### [Exercise goal]
Retype each record shown below, leaving every character as it is.

Stored items from a collection:

# # # #

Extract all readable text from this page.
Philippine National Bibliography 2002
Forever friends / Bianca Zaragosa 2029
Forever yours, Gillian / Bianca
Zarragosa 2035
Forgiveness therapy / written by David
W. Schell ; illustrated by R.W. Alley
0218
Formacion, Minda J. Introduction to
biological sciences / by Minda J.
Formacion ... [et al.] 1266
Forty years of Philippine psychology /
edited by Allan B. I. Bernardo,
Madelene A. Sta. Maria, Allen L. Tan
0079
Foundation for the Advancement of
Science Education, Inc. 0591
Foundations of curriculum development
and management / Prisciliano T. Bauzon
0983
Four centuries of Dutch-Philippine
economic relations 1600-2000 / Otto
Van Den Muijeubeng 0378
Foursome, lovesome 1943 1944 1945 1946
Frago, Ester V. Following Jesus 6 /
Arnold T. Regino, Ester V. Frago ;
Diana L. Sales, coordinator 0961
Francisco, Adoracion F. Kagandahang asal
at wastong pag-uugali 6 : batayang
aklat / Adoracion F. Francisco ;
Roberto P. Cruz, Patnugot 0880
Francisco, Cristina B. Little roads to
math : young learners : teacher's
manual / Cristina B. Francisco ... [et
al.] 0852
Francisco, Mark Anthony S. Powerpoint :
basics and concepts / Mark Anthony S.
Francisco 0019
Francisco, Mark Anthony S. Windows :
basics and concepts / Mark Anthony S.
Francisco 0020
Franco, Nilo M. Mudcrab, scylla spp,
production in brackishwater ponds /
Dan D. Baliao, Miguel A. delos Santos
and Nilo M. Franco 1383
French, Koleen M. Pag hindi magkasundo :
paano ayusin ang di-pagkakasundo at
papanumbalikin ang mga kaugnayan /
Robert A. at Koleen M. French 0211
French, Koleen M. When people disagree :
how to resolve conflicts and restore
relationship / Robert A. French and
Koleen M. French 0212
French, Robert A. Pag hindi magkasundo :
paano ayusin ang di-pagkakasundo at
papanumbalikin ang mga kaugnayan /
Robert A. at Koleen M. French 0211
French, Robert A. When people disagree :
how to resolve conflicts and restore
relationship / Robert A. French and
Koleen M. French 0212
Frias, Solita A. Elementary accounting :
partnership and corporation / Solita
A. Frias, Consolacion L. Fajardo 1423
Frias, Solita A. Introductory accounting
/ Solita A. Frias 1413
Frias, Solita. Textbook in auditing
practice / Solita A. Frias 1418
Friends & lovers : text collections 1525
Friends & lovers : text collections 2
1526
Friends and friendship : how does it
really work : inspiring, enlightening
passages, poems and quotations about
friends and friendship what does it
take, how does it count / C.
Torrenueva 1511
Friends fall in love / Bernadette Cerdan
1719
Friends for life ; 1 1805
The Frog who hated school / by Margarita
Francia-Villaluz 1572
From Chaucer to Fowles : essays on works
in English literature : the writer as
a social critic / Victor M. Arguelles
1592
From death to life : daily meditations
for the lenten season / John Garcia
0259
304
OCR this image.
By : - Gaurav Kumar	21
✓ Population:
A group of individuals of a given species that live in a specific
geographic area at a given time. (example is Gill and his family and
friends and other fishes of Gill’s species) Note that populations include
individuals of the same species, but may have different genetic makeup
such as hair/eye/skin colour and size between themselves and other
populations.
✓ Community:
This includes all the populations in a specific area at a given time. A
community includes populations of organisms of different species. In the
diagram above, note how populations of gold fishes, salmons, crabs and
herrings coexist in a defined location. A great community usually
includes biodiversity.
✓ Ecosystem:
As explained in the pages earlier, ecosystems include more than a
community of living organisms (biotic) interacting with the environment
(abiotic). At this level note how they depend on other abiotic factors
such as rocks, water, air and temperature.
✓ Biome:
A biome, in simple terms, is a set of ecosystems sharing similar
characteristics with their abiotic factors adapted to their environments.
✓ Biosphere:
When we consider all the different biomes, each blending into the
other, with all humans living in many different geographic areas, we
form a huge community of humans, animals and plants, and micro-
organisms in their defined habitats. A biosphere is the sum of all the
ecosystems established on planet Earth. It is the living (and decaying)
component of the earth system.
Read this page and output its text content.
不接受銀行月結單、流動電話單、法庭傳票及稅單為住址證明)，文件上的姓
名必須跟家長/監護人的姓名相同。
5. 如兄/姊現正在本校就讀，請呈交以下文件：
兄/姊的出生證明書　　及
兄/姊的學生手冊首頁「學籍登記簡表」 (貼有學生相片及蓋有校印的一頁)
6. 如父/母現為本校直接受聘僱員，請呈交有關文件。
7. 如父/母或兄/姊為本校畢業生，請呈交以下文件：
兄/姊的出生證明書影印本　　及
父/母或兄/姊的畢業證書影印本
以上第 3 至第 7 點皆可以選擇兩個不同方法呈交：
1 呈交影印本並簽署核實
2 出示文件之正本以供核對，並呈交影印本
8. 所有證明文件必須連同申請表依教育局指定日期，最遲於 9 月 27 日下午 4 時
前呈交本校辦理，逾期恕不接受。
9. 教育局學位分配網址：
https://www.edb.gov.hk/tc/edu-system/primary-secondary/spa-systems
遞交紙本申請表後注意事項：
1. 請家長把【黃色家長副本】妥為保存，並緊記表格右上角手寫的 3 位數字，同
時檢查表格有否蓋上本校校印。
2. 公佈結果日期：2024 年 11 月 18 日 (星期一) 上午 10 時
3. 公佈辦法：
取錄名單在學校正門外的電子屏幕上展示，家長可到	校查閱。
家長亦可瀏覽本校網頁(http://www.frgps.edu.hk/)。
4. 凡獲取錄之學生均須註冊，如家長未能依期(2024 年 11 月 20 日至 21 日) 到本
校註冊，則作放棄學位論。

# # # #

### [Result of this task]
Extract all readable text from this page.
Philippine National Bibliography 2002
Forever friends / Bianca Zaragosa 2029
Forever yours, Gillian / Bianca
Zarragosa 2035
Forgiveness therapy / written by David
W. Schell ; illustrated by R.W. Alley
0218
Formacion, Minda J. Introduction to
biological sciences / by Minda J.
Formacion ... [et al.] 1266
Forty years of Philippine psychology /
edited by Allan B. I. Bernardo,
Madelene A. Sta. Maria, Allen L. Tan
0079
Foundation for the Advancement of
Science Education, Inc. 0591
Foundations of curriculum development
and management / Prisciliano T. Bauzon
0983
Four centuries of Dutch-Philippine
economic relations 1600-2000 / Otto
Van Den Muijeubeng 0378
Foursome, lovesome 1943 1944 1945 1946
Frago, Ester V. Following Jesus 6 /
Arnold T. Regino, Ester V. Frago ;
Diana L. Sales, coordinator 0961
Francisco, Adoracion F. Kagandahang asal
at wastong pag-uugali 6 : batayang
aklat / Adoracion F. Francisco ;
Roberto P. Cruz, Patnugot 0880
Francisco, Cristina B. Little roads to
math : young learners : teacher's
manual / Cristina B. Francisco ... [et
al.] 0852
Francisco, Mark Anthony S. Powerpoint :
basics and concepts / Mark Anthony S.
Francisco 0019
Francisco, Mark Anthony S. Windows :
basics and concepts / Mark Anthony S.
Francisco 0020
Franco, Nilo M. Mudcrab, scylla spp,
production in brackishwater ponds /
Dan D. Baliao, Miguel A. delos Santos
and Nilo M. Franco 1383
French, Koleen M. Pag hindi magkasundo :
paano ayusin ang di-pagkakasundo at
papanumbalikin ang mga kaugnayan /
Robert A. at Koleen M. French 0211
French, Koleen M. When people disagree :
how to resolve conflicts and restore
relationship / Robert A. French and
Koleen M. French 0212
French, Robert A. Pag hindi magkasundo :
paano ayusin ang di-pagkakasundo at
papanumbalikin ang mga kaugnayan /
Robert A. at Koleen M. French 0211
French, Robert A. When people disagree :
how to resolve conflicts and restore
relationship / Robert A. French and
Koleen M. French 0212
Frias, Solita A. Elementary accounting :
partnership and corporation / Solita
A. Frias, Consolacion L. Fajardo 1423
Frias, Solita A. Introductory accounting
/ Solita A. Frias 1413
Frias, Solita. Textbook in auditing
practice / Solita A. Frias 1418
Friends & lovers : text collections 1525
Friends & lovers : text collections 2
1526
Friends and friendship : how does it
really work : inspiring, enlightening
passages, poems and quotations about
friends and friendship what does it
take, how does it count / C.
Torrenueva 1511
Friends fall in love / Bernadette Cerdan
1719
Friends for life ; 1 1805
The Frog who hated school / by Margarita
Francia-Villaluz 1572
From Chaucer to Fowles : essays on works
in English literature : the writer as
a social critic / Victor M. Arguelles
1592
From death to life : daily meditations
for the lenten season / John Garcia
0259
304
OCR this image.
By : - Gaurav Kumar	21
✓ Population:
A group of individuals of a given species that live in a specific
geographic area at a given time. (example is Gill and his family and
friends and other fishes of Gill’s species) Note that populations include
individuals of the same species, but may have different genetic makeup
such as hair/eye/skin colour and size between themselves and other
populations.
✓ Community:
This includes all the populations in a specific area at a given time. A
community includes populations of organisms of different species. In the
diagram above, note how populations of gold fishes, salmons, crabs and
herrings coexist in a defined location. A great community usually
includes biodiversity.
✓ Ecosystem:
As explained in the pages earlier, ecosystems include more than a
community of living organisms (biotic) interacting with the environment
(abiotic). At this level note how they depend on other abiotic factors
such as rocks, water, air and temperature.
✓ Biome:
A biome, in simple terms, is a set of ecosystems sharing similar
characteristics with their abiotic factors adapted to their environments.
✓ Biosphere:
When we consider all the different biomes, each blending into the
other, with all humans living in many different geographic areas, we
form a huge community of humans, animals and plants, and micro-
organisms in their defined habitats. A biosphere is the sum of all the
ecosystems established on planet Earth. It is the living (and decaying)
component of the earth system.
Read this page and output its text content.
不接受銀行月結單、流動電話單、法庭傳票及稅單為住址證明)，文件上的姓
名必須跟家長/監護人的姓名相同。
5. 如兄/姊現正在本校就讀，請呈交以下文件：
兄/姊的出生證明書　　及
兄/姊的學生手冊首頁「學籍登記簡表」 (貼有學生相片及蓋有校印的一頁)
6. 如父/母現為本校直接受聘僱員，請呈交有關文件。
7. 如父/母或兄/姊為本校畢業生，請呈交以下文件：
兄/姊的出生證明書影印本　　及
父/母或兄/姊的畢業證書影印本
以上第 3 至第 7 點皆可以選擇兩個不同方法呈交：
1 呈交影印本並簽署核實
2 出示文件之正本以供核對，並呈交影印本
8. 所有證明文件必須連同申請表依教育局指定日期，最遲於 9 月 27 日下午 4 時
前呈交本校辦理，逾期恕不接受。
9. 教育局學位分配網址：
https://www.edb.gov.hk/tc/edu-system/primary-secondary/spa-systems
遞交紙本申請表後注意事項：
1. 請家長把【黃色家長副本】妥為保存，並緊記表格右上角手寫的 3 位數字，同
時檢查表格有否蓋上本校校印。
2. 公佈結果日期：2024 年 11 月 18 日 (星期一) 上午 10 時
3. 公佈辦法：
取錄名單在學校正門外的電子屏幕上展示，家長可到	校查閱。
家長亦可瀏覽本校網頁(http://www.frgps.edu.hk/)。
4. 凡獲取錄之學生均須註冊，如家長未能依期(2024 年 11 月 20 日至 21 日) 到本
校註冊，則作放棄學位論。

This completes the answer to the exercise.